● TASK INPUT
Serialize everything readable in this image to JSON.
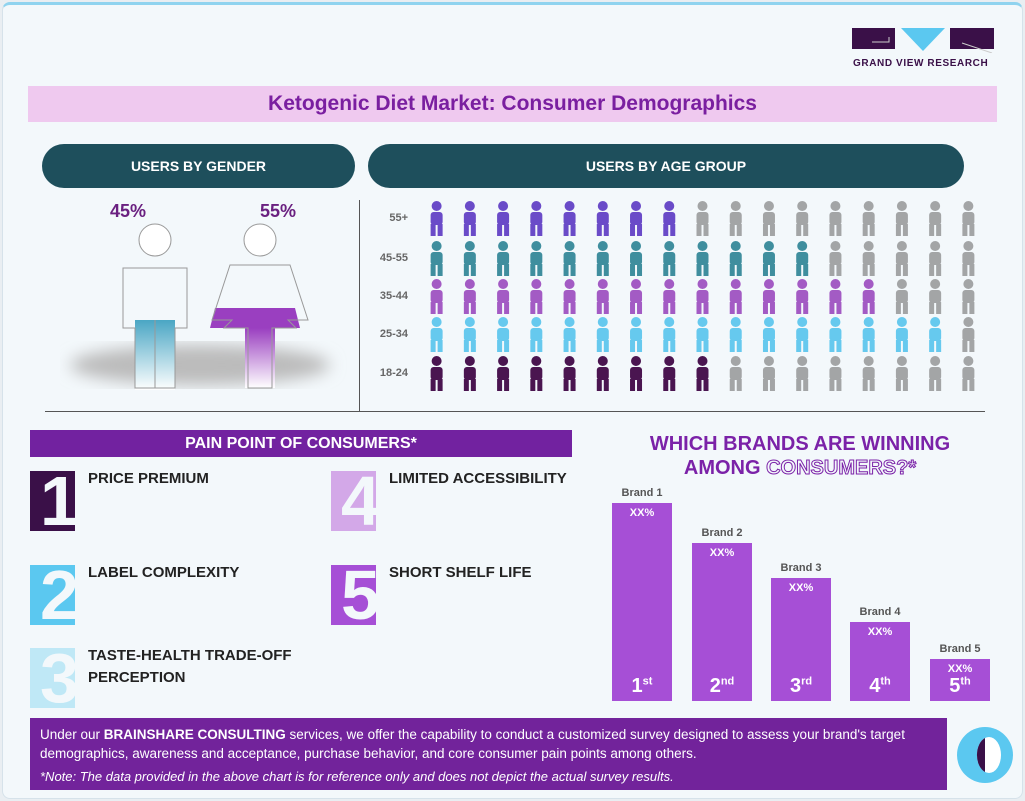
{
  "logo": {
    "name": "GRAND VIEW RESEARCH",
    "colors": [
      "#3a1048",
      "#5bc8f0"
    ]
  },
  "title": "Ketogenic Diet Market: Consumer Demographics",
  "gender": {
    "header": "USERS BY GENDER",
    "male": {
      "pct": "45%",
      "value": 45,
      "color": "#4aa6c4"
    },
    "female": {
      "pct": "55%",
      "value": 55,
      "color": "#9a3fc0"
    }
  },
  "age": {
    "header": "USERS BY AGE GROUP",
    "inactive_color": "#a3a5a6",
    "rows": [
      {
        "label": "55+",
        "fill": 0.47,
        "color": "#6a4bc8",
        "icon": "elderly-person-icon"
      },
      {
        "label": "45-55",
        "fill": 0.7,
        "color": "#3f8e9e",
        "icon": "family-icon"
      },
      {
        "label": "35-44",
        "fill": 0.85,
        "color": "#a35bc4",
        "icon": "parents-child-icon"
      },
      {
        "label": "25-34",
        "fill": 0.97,
        "color": "#66c9ee",
        "icon": "couple-icon"
      },
      {
        "label": "18-24",
        "fill": 0.55,
        "color": "#4a1550",
        "icon": "running-person-icon"
      }
    ]
  },
  "pain_points": {
    "header": "PAIN POINT OF CONSUMERS*",
    "items": [
      {
        "num": "1",
        "label": "PRICE PREMIUM",
        "color": "#3a1048"
      },
      {
        "num": "2",
        "label": "LABEL COMPLEXITY",
        "color": "#5bc8f0"
      },
      {
        "num": "3",
        "label": "TASTE-HEALTH TRADE-OFF PERCEPTION",
        "color": "#bfe8f6"
      },
      {
        "num": "4",
        "label": "LIMITED ACCESSIBILITY",
        "color": "#d3a8e8"
      },
      {
        "num": "5",
        "label": "SHORT SHELF LIFE",
        "color": "#a64fd6"
      }
    ]
  },
  "chart_data": {
    "type": "bar",
    "title_line1": "WHICH BRANDS ARE WINNING",
    "title_line2a": "AMONG ",
    "title_line2b": "CONSUMERS?*",
    "categories": [
      "Brand 1",
      "Brand 2",
      "Brand 3",
      "Brand 4",
      "Brand 5"
    ],
    "values": [
      100,
      80,
      62,
      40,
      21
    ],
    "data_labels": [
      "XX%",
      "XX%",
      "XX%",
      "XX%",
      "XX%"
    ],
    "ranks": [
      {
        "n": "1",
        "s": "st"
      },
      {
        "n": "2",
        "s": "nd"
      },
      {
        "n": "3",
        "s": "rd"
      },
      {
        "n": "4",
        "s": "th"
      },
      {
        "n": "5",
        "s": "th"
      }
    ],
    "color": "#a64fd6",
    "grid": false
  },
  "footer": {
    "pre": "Under our ",
    "brand": "BRAINSHARE CONSULTING",
    "post": " services, we offer the capability to conduct a customized survey designed to assess your brand's target demographics, awareness and acceptance, purchase behavior, and core consumer pain points among others.",
    "note": "*Note: The data provided in the above chart is for reference only and does not depict the actual survey results."
  }
}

● WHAT TO PRODUCE
Repeat the entries exactly and keep the pictures out of the copy.

● RESPONSE
Serialize everything readable in this image to JSON.
{
  "logo": {
    "name": "GRAND VIEW RESEARCH",
    "colors": [
      "#3a1048",
      "#5bc8f0"
    ]
  },
  "title": "Ketogenic Diet Market: Consumer Demographics",
  "gender": {
    "header": "USERS BY GENDER",
    "male": {
      "pct": "45%",
      "value": 45,
      "color": "#4aa6c4"
    },
    "female": {
      "pct": "55%",
      "value": 55,
      "color": "#9a3fc0"
    }
  },
  "age": {
    "header": "USERS BY AGE GROUP",
    "inactive_color": "#a3a5a6",
    "rows": [
      {
        "label": "55+",
        "fill": 0.47,
        "color": "#6a4bc8",
        "icon": "elderly-person-icon"
      },
      {
        "label": "45-55",
        "fill": 0.7,
        "color": "#3f8e9e",
        "icon": "family-icon"
      },
      {
        "label": "35-44",
        "fill": 0.85,
        "color": "#a35bc4",
        "icon": "parents-child-icon"
      },
      {
        "label": "25-34",
        "fill": 0.97,
        "color": "#66c9ee",
        "icon": "couple-icon"
      },
      {
        "label": "18-24",
        "fill": 0.55,
        "color": "#4a1550",
        "icon": "running-person-icon"
      }
    ]
  },
  "pain_points": {
    "header": "PAIN POINT OF CONSUMERS*",
    "items": [
      {
        "num": "1",
        "label": "PRICE PREMIUM",
        "color": "#3a1048"
      },
      {
        "num": "2",
        "label": "LABEL COMPLEXITY",
        "color": "#5bc8f0"
      },
      {
        "num": "3",
        "label": "TASTE-HEALTH TRADE-OFF PERCEPTION",
        "color": "#bfe8f6"
      },
      {
        "num": "4",
        "label": "LIMITED ACCESSIBILITY",
        "color": "#d3a8e8"
      },
      {
        "num": "5",
        "label": "SHORT SHELF LIFE",
        "color": "#a64fd6"
      }
    ]
  },
  "chart_data": {
    "type": "bar",
    "title_line1": "WHICH BRANDS ARE WINNING",
    "title_line2a": "AMONG ",
    "title_line2b": "CONSUMERS?*",
    "categories": [
      "Brand 1",
      "Brand 2",
      "Brand 3",
      "Brand 4",
      "Brand 5"
    ],
    "values": [
      100,
      80,
      62,
      40,
      21
    ],
    "data_labels": [
      "XX%",
      "XX%",
      "XX%",
      "XX%",
      "XX%"
    ],
    "ranks": [
      {
        "n": "1",
        "s": "st"
      },
      {
        "n": "2",
        "s": "nd"
      },
      {
        "n": "3",
        "s": "rd"
      },
      {
        "n": "4",
        "s": "th"
      },
      {
        "n": "5",
        "s": "th"
      }
    ],
    "color": "#a64fd6",
    "grid": false
  },
  "footer": {
    "pre": "Under our ",
    "brand": "BRAINSHARE CONSULTING",
    "post": " services, we offer the capability to conduct a customized survey designed to assess your brand's target demographics, awareness and acceptance, purchase behavior, and core consumer pain points among others.",
    "note": "*Note: The data provided in the above chart is for reference only and does not depict the actual survey results."
  }
}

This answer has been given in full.